▸ TEXT BLOCK
.....

= Talung Kelapa =

Talung Kelapa is an administrative district (kecamatan) of Banyuasin Regency in South Sumatra, Indonesia. It is situated immediately to the north of the city of Palembang, and contains many of the northern suburbs of that city, as well as more rural areas further north. It covers a land area of 461.97 km^{2} and had a rapidly growing population of 123,192 at the 2010 Census and 150,976 at the 2020 Census. The official estimate as at 2025 was 164,410. The administrative centre of the district is in the town (kelurahan) of Sukajadi in the Palembang suburbs.
==Towns and villages==
The district is sub-divided into 13 towns and urban villages (kelurahan) and 6 more rural villages (desa), all of which share the postal code of 30961. These are tabulated below with their areas and the official estimates of their populations as at 2025.

.....

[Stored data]
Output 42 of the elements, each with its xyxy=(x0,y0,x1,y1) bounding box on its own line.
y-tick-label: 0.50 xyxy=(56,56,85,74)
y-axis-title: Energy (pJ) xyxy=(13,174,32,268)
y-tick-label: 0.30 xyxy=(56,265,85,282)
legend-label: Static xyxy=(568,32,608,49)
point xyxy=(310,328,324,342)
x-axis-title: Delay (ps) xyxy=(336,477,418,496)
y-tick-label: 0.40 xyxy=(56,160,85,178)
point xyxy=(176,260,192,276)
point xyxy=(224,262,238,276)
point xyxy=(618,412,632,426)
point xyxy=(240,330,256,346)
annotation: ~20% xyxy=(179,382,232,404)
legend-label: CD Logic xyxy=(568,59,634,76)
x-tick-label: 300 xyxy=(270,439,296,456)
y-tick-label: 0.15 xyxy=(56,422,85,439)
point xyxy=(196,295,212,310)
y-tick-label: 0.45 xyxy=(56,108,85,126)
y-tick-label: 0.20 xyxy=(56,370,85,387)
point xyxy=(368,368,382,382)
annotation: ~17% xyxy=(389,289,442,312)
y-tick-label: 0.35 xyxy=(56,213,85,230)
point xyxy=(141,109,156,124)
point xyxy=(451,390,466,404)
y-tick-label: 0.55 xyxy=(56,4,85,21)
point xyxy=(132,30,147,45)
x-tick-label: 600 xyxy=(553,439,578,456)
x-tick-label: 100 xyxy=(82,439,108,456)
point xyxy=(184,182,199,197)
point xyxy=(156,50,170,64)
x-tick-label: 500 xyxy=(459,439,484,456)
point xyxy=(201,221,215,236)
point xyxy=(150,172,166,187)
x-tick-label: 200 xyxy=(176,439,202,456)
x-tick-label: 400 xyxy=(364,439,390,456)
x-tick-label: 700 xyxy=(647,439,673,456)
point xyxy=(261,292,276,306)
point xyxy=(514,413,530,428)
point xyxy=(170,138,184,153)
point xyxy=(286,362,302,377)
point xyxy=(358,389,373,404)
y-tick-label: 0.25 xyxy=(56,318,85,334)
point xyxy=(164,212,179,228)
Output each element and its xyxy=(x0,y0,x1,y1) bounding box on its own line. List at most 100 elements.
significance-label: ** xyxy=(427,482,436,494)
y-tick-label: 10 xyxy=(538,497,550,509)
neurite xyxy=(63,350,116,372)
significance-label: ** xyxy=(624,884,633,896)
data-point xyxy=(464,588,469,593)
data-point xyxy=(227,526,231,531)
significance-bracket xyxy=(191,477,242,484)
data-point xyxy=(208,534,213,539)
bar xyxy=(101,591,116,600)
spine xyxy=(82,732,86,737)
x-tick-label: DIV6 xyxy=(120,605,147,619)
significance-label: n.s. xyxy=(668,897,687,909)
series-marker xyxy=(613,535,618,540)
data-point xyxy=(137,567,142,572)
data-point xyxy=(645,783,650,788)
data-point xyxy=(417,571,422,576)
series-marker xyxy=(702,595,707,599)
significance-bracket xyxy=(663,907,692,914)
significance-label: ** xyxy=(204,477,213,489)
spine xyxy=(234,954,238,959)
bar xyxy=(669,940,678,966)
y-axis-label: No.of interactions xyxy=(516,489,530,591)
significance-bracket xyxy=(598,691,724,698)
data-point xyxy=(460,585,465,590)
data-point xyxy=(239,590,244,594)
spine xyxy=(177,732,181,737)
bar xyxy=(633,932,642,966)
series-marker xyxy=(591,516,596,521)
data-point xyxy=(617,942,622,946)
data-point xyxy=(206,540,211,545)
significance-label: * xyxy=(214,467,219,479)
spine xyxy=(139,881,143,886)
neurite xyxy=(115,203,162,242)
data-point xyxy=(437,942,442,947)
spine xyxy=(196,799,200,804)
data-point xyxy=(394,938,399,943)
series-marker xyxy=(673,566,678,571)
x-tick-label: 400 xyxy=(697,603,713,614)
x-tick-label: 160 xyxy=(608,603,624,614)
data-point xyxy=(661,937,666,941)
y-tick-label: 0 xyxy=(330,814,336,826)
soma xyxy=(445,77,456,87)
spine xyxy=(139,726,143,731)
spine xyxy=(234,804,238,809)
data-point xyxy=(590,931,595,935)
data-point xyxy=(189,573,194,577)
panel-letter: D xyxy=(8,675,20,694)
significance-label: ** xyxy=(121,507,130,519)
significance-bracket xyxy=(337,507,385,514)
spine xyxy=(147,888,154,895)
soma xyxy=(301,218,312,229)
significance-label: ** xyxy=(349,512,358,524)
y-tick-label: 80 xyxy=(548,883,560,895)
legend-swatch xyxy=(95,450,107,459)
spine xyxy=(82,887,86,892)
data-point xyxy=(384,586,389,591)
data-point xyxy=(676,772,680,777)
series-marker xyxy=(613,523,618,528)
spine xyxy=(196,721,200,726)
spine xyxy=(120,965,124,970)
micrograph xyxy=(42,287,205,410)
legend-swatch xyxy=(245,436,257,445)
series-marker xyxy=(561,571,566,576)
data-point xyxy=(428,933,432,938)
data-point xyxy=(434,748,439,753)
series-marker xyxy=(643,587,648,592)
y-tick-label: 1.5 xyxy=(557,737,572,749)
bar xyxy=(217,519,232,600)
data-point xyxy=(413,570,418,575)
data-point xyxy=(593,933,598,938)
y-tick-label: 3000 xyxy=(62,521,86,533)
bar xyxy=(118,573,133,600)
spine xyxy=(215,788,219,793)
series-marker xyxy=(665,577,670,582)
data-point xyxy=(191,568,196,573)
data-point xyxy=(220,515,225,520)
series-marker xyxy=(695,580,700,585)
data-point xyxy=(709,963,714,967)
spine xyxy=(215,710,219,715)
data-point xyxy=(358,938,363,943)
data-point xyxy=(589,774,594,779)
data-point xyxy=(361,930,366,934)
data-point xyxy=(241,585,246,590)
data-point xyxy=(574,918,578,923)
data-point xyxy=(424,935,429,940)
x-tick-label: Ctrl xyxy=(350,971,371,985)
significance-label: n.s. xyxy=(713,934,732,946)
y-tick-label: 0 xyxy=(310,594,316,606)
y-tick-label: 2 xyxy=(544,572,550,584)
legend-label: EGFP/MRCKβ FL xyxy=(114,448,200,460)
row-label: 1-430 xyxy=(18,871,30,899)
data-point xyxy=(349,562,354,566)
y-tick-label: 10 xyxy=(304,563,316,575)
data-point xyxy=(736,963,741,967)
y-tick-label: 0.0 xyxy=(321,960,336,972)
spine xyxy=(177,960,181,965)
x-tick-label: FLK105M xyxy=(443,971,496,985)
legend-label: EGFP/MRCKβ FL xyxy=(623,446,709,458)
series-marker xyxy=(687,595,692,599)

.....

▸ PARTS OF THE EXERCISE
• 1. In the article on Talung Kelapa, what population did the district have at the 2020 Census?
• 2. Write the next part of the article on Talung Kelapa, picking up after its final sentence.

▸ SOLVED PROBLEMS
• 1. 150,976

• 2.
| Kode Wilayah | Name | Area in km^{2} | Pop'n Estimate mid 2025 |
|---|---|---|---|
| 16.07.10.1002 | Air Batu | 6.41 | 10,074 |
| 16.07.10.1003 | Sukamoro | 10.00 | 16,173 |
| 16.07.10.1004 | Sukajadi | 7.82 | 18,113 |
| 16.07.10.2005 | Pangkalan Benteng | 33.25 | 6,480 |
| 16.07.10.2007 | Gasing | 106.17 | 6,966 |
| 16.07.10.1006 | Kenten | 5.68 | 14,964 |
| 16.07.10.2001 | Sungai Rengit | 55.44 | 8,545 |
| 16.07.10.2019 | Talang Buluh | 19.49 | 3,720 |
| 16.07.10.1022 | Tanah Mas | 10.09 | 12,376 |
| 16.07.10.2021 | Kenten Laut | 126.67 | 11,054 |

| Kode Wilayah | Name | Area in km^{2} | Pop'n Estimate mid 2025 |
|---|---|---|---|
| 16.07.10.1023 | Talang Keramat | 22.14 | 4,465 |
| 16.07.10.2020 | Sungai Rengit Murni | 52.22 | 2,338 |
| 16.07.10.1027 | Air Batu Jaya | ^{(a)} | 3,378 |
| 16.07.10.1026 | Rawa Maju | ^{(a)} | 5,522 |
| 16.07.10.1024 | Sukajadi Timur | ^{(a)} | 15,214 |
| 16.07.10.1028 | Sei Sedapat | ^{(a)} | 3,894 |
| 16.07.10.1029 | Azhar Permai | ^{(a)} | 5,589 |
| 16.07.10.1025 | Tanah Mas Indah | ^{(a)} | 8,369 |
| 16.07.10.1030 | Keramat Jaya | ^{(a)} | 4,907 |
| 16.07.10 | Totals | 455.39 | 162,135 |

Note: (a) The areas of these 7 newer desa are included in the figures for the older desa from which they have been cut out.